EXCERPT -

Bottom line is that our country can bring a lot of innovation to bear on this through the collaboration of industry, universities, and others in the R&D stakeholder community if suitable conditions exist to foster interest and provide the incentives to pursue it.

What gives you the most concern or pessimism?

Probably my biggest concern is the impact of the economic downturn and future uncertainties with industry, financial institutions, and the government for making investments in RD&D in general, and algae more specifically.

Although the idea has been around since the 1950s, algae biofuels remain an immature field that lags behind other alternative biomass feedstocks and paths to biofuels in terms of RD&D investments made over the years. More effort and time will be needed to increase algae productivity and reliability while greatly reducing the costs of doing so at the large scales needed for fuels that must compete in price and availability with petroleum-based fuels.

Other more conventional approaches to biofuels can also take advantage of the significant infrastructure already in place with the agriculture, forestry, and municipal solid waste industries, but algae biofuels face the added challenge of needing to build up aquatic feedstock production and processing infrastructure at scales that do not currently exist.

Early opportunities being looked at by many for doing that include synergistic co-location possibilities of combining algae biofuels production with other industry or utility operations that can more cost-effectively provide needed inputs to the algae operation. Well-known examples include the use of nutrient-rich wastewater from municipal and agricultural operations, the use of waste streams of CO2 from stationary sources for autotrophic growth, and the use of industrial byproduct sugar feedstocks for heterotrophic growth. These have to be looked at on a case-by-case basis to determine whether the logistics and economics make sense, but today’s investment climate makes things harder.

Mobilizing the financing needed to develop and operate a commercial biofuels project is tough enough when you have a good handle on things and a lot of supporting data and analysis at progressively larger scales on the technical and economic performance you can expect with the approach and technologies that you propose to use. With algae, there is still a lot of uncertainty with all of that. It’s not unlike the situation of bringing new agricultural crops to market. Until you go through the multi-year trials needed to work out agronomic details for best cultivars, production practices, and maybe also custom processing equipment at the scales and variations in growth conditions required to gain confidence and reduce risks, the agricultural producers and investors won’t be willing to move forward with it.

RECORDS PROVIDED -
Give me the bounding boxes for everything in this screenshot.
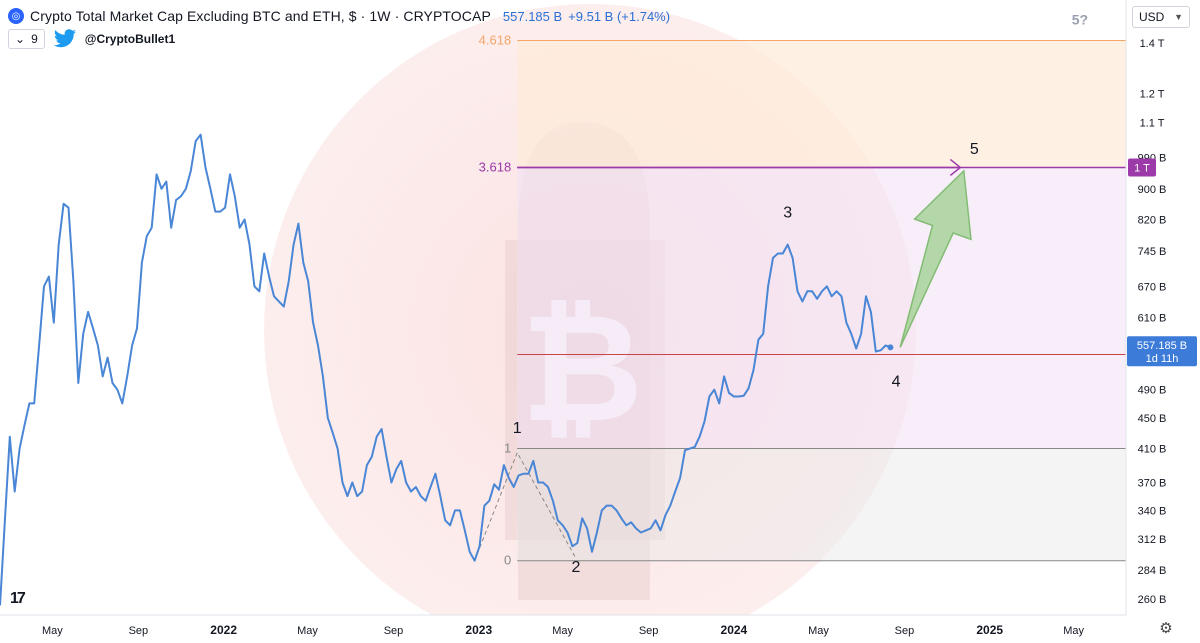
x-tick-label: 2023 [465, 623, 492, 637]
y-tick-label: 900 B [1138, 184, 1167, 196]
symbol-title[interactable]: Crypto Total Market Cap Excluding BTC an… [30, 8, 491, 24]
fib-price-tag-label: 1 T [1134, 162, 1150, 174]
x-tick-label: May [42, 625, 63, 637]
fib-zone-4618 [517, 40, 1126, 168]
y-tick-label: 490 B [1138, 385, 1167, 397]
fib-level-label: 1 [504, 441, 511, 456]
last-price-countdown: 1d 11h [1146, 353, 1179, 365]
price-axis-bg [1126, 0, 1200, 643]
y-tick-label: 370 B [1138, 477, 1167, 489]
cryptocap-logo-icon: ◎ [8, 8, 24, 24]
gear-icon[interactable]: ⚙ [1159, 620, 1173, 637]
indicator-count: 9 [31, 32, 38, 46]
chevron-down-icon: ▼ [1174, 12, 1183, 22]
wave-label: 5? [1072, 11, 1088, 27]
y-tick-label: 450 B [1138, 413, 1167, 425]
x-tick-label: May [297, 625, 318, 637]
currency-select[interactable]: USD ▼ [1132, 6, 1190, 28]
price-series-line [0, 133, 891, 606]
wave-label: 3 [783, 205, 792, 222]
author-handle[interactable]: @CryptoBullet1 [84, 32, 176, 46]
fib-level-label: 0 [504, 553, 511, 568]
wave-label: 4 [892, 373, 901, 390]
indicator-toggle-button[interactable]: ⌄ 9 [8, 29, 45, 49]
wave-label: 1 [513, 420, 522, 437]
x-tick-label: May [1063, 625, 1084, 637]
last-price-tag [1127, 336, 1197, 367]
fib-zone-1 [517, 448, 1126, 561]
last-price-tag-label: 557.185 B [1137, 340, 1187, 352]
x-tick-label: Sep [639, 625, 659, 637]
price-change: +9.51 B (+1.74%) [568, 8, 671, 24]
x-tick-label: Sep [129, 625, 149, 637]
chart-header: ◎ Crypto Total Market Cap Excluding BTC … [8, 6, 670, 26]
y-tick-label: 820 B [1138, 215, 1167, 227]
x-tick-label: 2025 [976, 623, 1003, 637]
y-tick-label: 1.4 T [1140, 38, 1165, 50]
twitter-bird-icon [53, 29, 77, 49]
currency-value: USD [1139, 10, 1165, 24]
target-arrow-head [949, 158, 962, 177]
fib-level-label: 4.618 [479, 32, 512, 47]
fib-zone-3618 [517, 167, 1126, 449]
chevron-down-icon: ⌄ [15, 32, 26, 46]
wave-dashed-line [474, 451, 577, 561]
x-tick-label: Sep [895, 625, 915, 637]
last-price: 557.185 B [502, 8, 563, 24]
y-tick-label: 1.2 T [1140, 89, 1165, 101]
fib-level-label: 3.618 [479, 159, 512, 174]
projection-arrow [899, 169, 972, 348]
y-tick-label: 284 B [1138, 565, 1167, 577]
x-tick-label: 2022 [210, 623, 237, 637]
y-tick-label: 340 B [1138, 505, 1167, 517]
y-tick-label: 1.1 T [1140, 117, 1165, 129]
tradingview-logo-icon: 17 [10, 590, 26, 607]
x-tick-label: May [808, 625, 829, 637]
last-price-dot [887, 344, 894, 351]
time-axis-bg [0, 615, 1126, 643]
y-tick-label: 410 B [1138, 444, 1167, 456]
wave-label: 5 [970, 141, 979, 158]
x-tick-label: 2024 [721, 623, 748, 637]
y-tick-label: 670 B [1138, 281, 1167, 293]
y-tick-label: 312 B [1138, 534, 1167, 546]
y-tick-label: 745 B [1138, 246, 1167, 258]
fib-price-tag [1128, 158, 1156, 177]
indicator-row: ⌄ 9 @CryptoBullet1 [8, 29, 175, 49]
wave-label: 2 [571, 559, 580, 576]
y-tick-label: 610 B [1138, 312, 1167, 324]
x-tick-label: Sep [384, 625, 404, 637]
x-tick-label: May [552, 625, 573, 637]
y-tick-label: 260 B [1138, 594, 1167, 606]
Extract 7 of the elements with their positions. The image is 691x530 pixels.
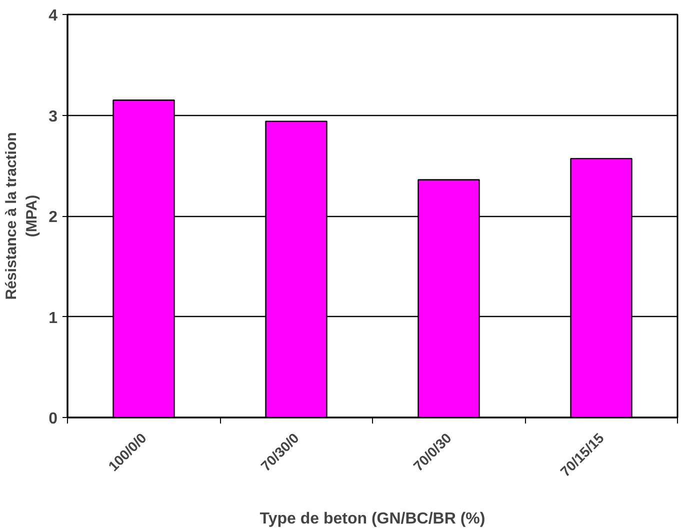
y-tick-label: 2 <box>48 209 58 226</box>
y-axis-title: Résistance à la traction (MPA) <box>3 132 41 300</box>
y-tick-label: 4 <box>48 8 58 24</box>
y-tick-label: 3 <box>48 108 58 126</box>
y-tick-label: 0 <box>48 410 58 428</box>
x-axis-title: Type de beton (GN/BC/BR (%) <box>260 510 486 528</box>
y-tick-label: 1 <box>48 310 58 327</box>
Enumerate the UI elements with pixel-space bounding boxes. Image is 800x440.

EXERCISES -
**A)** Rewrite the part of the algae biofuels excerpt starting with "Bottom line is" and going on through "to pursue it.", replacing "innovation" with "ingenuity".
**B)** Show every row that contains the string "zone".

EXPECTED RESULTS -
**A)**
Bottom line is that our country can bring a lot of ingenuity to bear on this through the collaboration of industry, universities, and others in the R&D stakeholder community if suitable conditions exist to foster interest and provide the incentives to pursue it.

**B)**
fib-zone-4618 [517, 40, 1126, 168]
fib-zone-1 [517, 448, 1126, 561]
fib-zone-3618 [517, 167, 1126, 449]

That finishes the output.